• [Requirement]: In how many lines does the string "ARPAL" appear? Answer with the number only.

==== Material

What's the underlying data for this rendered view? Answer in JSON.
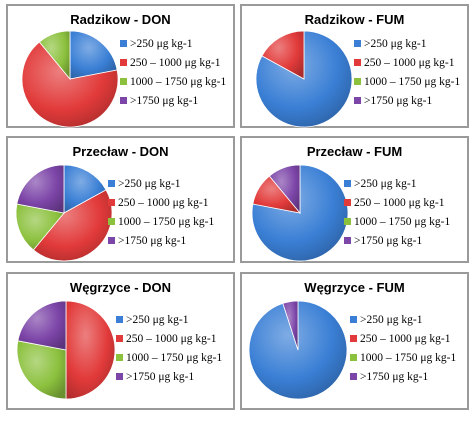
{
  "legend_labels": [
    ">250 μg kg-1",
    "250 – 1000 μg kg-1",
    "1000 – 1750 μg kg-1",
    ">1750 μg kg-1"
  ],
  "colors": [
    "#3a7fd5",
    "#e23a3a",
    "#8cc13e",
    "#7c45a8"
  ],
  "chart_data": [
    {
      "type": "pie",
      "title": "Radzikow - DON",
      "categories": [
        ">250 μg kg-1",
        "250 – 1000 μg kg-1",
        "1000 – 1750 μg kg-1",
        ">1750 μg kg-1"
      ],
      "values": [
        22,
        67,
        11,
        0
      ]
    },
    {
      "type": "pie",
      "title": "Radzikow - FUM",
      "categories": [
        ">250 μg kg-1",
        "250 – 1000 μg kg-1",
        "1000 – 1750 μg kg-1",
        ">1750 μg kg-1"
      ],
      "values": [
        83,
        17,
        0,
        0
      ]
    },
    {
      "type": "pie",
      "title": "Przecław - DON",
      "categories": [
        ">250 μg kg-1",
        "250 – 1000 μg kg-1",
        "1000 – 1750 μg kg-1",
        ">1750 μg kg-1"
      ],
      "values": [
        17,
        44,
        17,
        22
      ]
    },
    {
      "type": "pie",
      "title": "Przecław - FUM",
      "categories": [
        ">250 μg kg-1",
        "250 – 1000 μg kg-1",
        "1000 – 1750 μg kg-1",
        ">1750 μg kg-1"
      ],
      "values": [
        78,
        11,
        0,
        11
      ]
    },
    {
      "type": "pie",
      "title": "Węgrzyce - DON",
      "categories": [
        ">250 μg kg-1",
        "250 – 1000 μg kg-1",
        "1000 – 1750 μg kg-1",
        ">1750 μg kg-1"
      ],
      "values": [
        0,
        50,
        28,
        22
      ]
    },
    {
      "type": "pie",
      "title": "Węgrzyce - FUM",
      "categories": [
        ">250 μg kg-1",
        "250 – 1000 μg kg-1",
        "1000 – 1750 μg kg-1",
        ">1750 μg kg-1"
      ],
      "values": [
        95,
        0,
        0,
        5
      ]
    }
  ]
}
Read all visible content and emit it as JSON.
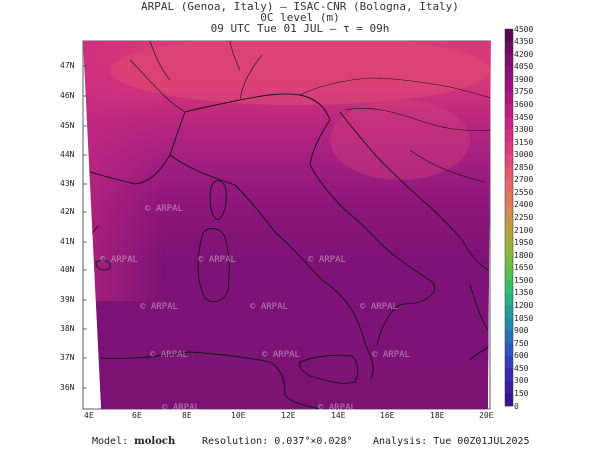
{
  "header": {
    "line1": "ARPAL (Genoa, Italy)  –  ISAC-CNR (Bologna, Italy)",
    "line2": "0C level (m)",
    "line3": "09 UTC Tue 01 JUL  –  τ = 09h"
  },
  "footer": {
    "model_label": "Model:",
    "model_value": "moloch",
    "resolution_label": "Resolution:",
    "resolution_value": "0.037°×0.028°",
    "analysis_label": "Analysis:",
    "analysis_value": "Tue 00Z01JUL2025"
  },
  "watermark": "© ARPAL",
  "map": {
    "lat_labels": [
      "47N",
      "46N",
      "45N",
      "44N",
      "43N",
      "42N",
      "41N",
      "40N",
      "39N",
      "38N",
      "37N",
      "36N"
    ],
    "lon_labels": [
      "4E",
      "6E",
      "8E",
      "10E",
      "12E",
      "14E",
      "16E",
      "18E",
      "20E"
    ]
  },
  "colorbar": {
    "labels": [
      "4500",
      "4350",
      "4200",
      "4050",
      "3900",
      "3750",
      "3600",
      "3450",
      "3300",
      "3150",
      "3000",
      "2850",
      "2700",
      "2550",
      "2400",
      "2250",
      "2100",
      "1950",
      "1800",
      "1650",
      "1500",
      "1350",
      "1200",
      "1050",
      "900",
      "750",
      "600",
      "450",
      "300",
      "150",
      "0"
    ],
    "colors": [
      "#5a0a55",
      "#6a0c62",
      "#7a1070",
      "#8a127a",
      "#9a1580",
      "#aa1a82",
      "#ba1f84",
      "#c82684",
      "#d42f82",
      "#dd3a7e",
      "#e24a78",
      "#e45a72",
      "#e26a6a",
      "#dc7a60",
      "#d08a55",
      "#c09848",
      "#a8a840",
      "#8fb43c",
      "#72bc44",
      "#56bf55",
      "#3cbb6c",
      "#2cb082",
      "#249c97",
      "#2488a8",
      "#2870b4",
      "#2e58bc",
      "#3440bc",
      "#3a2cb0",
      "#3c1ea0",
      "#3a148c"
    ]
  }
}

========

• [Result of the task]: 2